• _Your instructions_: Go through the material below and copy all lines with "have".
● ● ● ●
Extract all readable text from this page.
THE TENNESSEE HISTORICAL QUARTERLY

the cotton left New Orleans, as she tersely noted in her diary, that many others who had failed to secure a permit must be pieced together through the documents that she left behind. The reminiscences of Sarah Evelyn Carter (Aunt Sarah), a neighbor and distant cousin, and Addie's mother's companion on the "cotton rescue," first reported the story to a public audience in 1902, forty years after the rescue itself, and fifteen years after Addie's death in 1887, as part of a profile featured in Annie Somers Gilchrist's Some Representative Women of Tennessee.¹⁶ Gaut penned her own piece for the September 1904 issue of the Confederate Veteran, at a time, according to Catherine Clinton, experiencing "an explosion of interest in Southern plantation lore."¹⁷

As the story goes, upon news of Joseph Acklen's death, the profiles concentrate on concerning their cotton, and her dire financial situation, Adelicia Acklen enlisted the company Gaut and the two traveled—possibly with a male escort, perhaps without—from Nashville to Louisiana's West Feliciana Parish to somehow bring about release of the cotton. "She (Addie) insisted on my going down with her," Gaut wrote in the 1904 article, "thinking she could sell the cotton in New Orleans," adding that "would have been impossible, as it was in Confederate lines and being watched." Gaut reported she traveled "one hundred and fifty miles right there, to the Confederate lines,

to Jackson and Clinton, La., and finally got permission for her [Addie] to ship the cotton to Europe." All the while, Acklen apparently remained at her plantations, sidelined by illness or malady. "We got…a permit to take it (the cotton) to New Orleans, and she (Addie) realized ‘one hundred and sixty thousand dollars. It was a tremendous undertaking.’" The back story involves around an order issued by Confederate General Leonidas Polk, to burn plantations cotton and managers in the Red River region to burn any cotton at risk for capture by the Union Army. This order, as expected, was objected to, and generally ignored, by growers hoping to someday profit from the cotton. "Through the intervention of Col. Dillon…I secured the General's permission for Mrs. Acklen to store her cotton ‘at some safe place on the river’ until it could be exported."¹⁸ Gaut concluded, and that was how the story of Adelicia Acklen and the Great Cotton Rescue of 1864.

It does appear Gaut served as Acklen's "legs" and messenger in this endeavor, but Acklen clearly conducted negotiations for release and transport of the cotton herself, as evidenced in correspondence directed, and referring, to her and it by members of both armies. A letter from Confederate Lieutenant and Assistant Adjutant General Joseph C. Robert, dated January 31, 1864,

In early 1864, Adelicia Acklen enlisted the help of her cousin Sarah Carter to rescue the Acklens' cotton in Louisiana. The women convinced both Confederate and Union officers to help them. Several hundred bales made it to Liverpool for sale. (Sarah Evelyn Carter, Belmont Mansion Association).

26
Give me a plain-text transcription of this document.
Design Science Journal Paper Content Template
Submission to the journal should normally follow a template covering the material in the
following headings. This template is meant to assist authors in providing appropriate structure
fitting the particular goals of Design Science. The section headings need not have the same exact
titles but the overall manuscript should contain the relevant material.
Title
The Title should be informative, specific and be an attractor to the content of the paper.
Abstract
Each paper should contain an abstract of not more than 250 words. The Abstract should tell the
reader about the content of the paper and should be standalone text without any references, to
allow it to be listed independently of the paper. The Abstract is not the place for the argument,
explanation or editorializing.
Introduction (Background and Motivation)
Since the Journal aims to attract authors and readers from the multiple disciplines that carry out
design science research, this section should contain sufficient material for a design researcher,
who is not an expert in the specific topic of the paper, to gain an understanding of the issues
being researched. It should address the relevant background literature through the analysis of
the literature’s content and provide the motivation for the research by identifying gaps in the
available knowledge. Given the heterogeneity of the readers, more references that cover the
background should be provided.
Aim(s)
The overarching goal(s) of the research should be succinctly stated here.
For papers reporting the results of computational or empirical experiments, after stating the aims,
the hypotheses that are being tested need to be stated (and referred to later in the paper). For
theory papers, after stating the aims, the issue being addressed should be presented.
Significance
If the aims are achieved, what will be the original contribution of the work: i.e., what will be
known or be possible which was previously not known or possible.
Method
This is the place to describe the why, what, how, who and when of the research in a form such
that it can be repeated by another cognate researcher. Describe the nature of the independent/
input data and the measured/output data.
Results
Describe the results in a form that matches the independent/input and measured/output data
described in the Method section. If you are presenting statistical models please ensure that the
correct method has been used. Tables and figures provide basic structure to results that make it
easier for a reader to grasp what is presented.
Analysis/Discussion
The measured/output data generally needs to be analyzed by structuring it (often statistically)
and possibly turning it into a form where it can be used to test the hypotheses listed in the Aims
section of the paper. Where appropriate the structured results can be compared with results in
● ● ● ●
• _Written answer_:
As the story goes, upon news of Joseph Acklen's death, the profiles concentrate on concerning their cotton, and her dire financial situation, Adelicia Acklen enlisted the company Gaut and the two traveled—possibly with a male escort, perhaps without—from Nashville to Louisiana's West Feliciana Parish to somehow bring about release of the cotton. "She (Addie) insisted on my going down with her," Gaut wrote in the 1904 article, "thinking she could sell the cotton in New Orleans," adding that "would have been impossible, as it was in Confederate lines and being watched." Gaut reported she traveled "one hundred and fifty miles right there, to the Confederate lines,
fitting the particular goals of Design Science. The section headings need not have the same exact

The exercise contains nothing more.